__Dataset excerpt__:
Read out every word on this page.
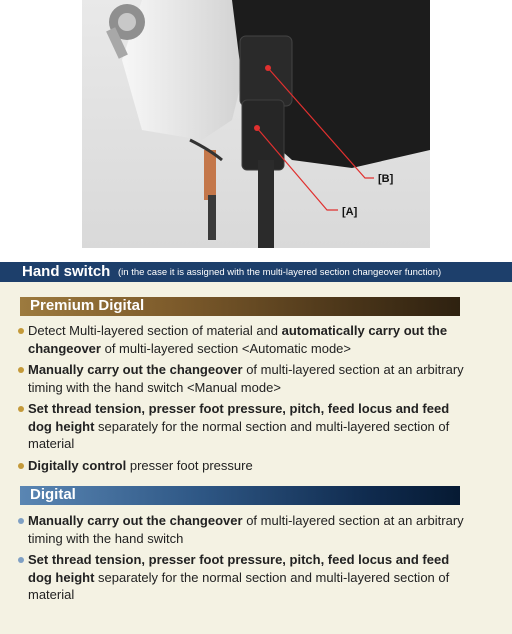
[B]
[A]
Hand switch (in the case it is assigned with the multi-layered section changeover function)
Premium Digital
Detect Multi-layered section of material and automatically carry out the changeover of multi-layered section <Automatic mode>
Manually carry out the changeover of multi-layered section at an arbitrary timing with the hand switch <Manual mode>
Set thread tension, presser foot pressure, pitch, feed locus and feed dog height separately for the normal section and multi-layered section of material
Digitally control presser foot pressure
Digital
Manually carry out the changeover of multi-layered section at an arbitrary timing with the hand switch
Set thread tension, presser foot pressure, pitch, feed locus and feed dog height separately for the normal section and multi-layered section of material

__TASK STATEMENT__: Nothing in the entries above should change when they are printed again, except that the pictures are dropped.

__FINAL ANSWER__:
Read out every word on this page.
[B]
[A]
Hand switch (in the case it is assigned with the multi-layered section changeover function)
Premium Digital
Detect Multi-layered section of material and automatically carry out the changeover of multi-layered section <Automatic mode>
Manually carry out the changeover of multi-layered section at an arbitrary timing with the hand switch <Manual mode>
Set thread tension, presser foot pressure, pitch, feed locus and feed dog height separately for the normal section and multi-layered section of material
Digitally control presser foot pressure
Digital
Manually carry out the changeover of multi-layered section at an arbitrary timing with the hand switch
Set thread tension, presser foot pressure, pitch, feed locus and feed dog height separately for the normal section and multi-layered section of material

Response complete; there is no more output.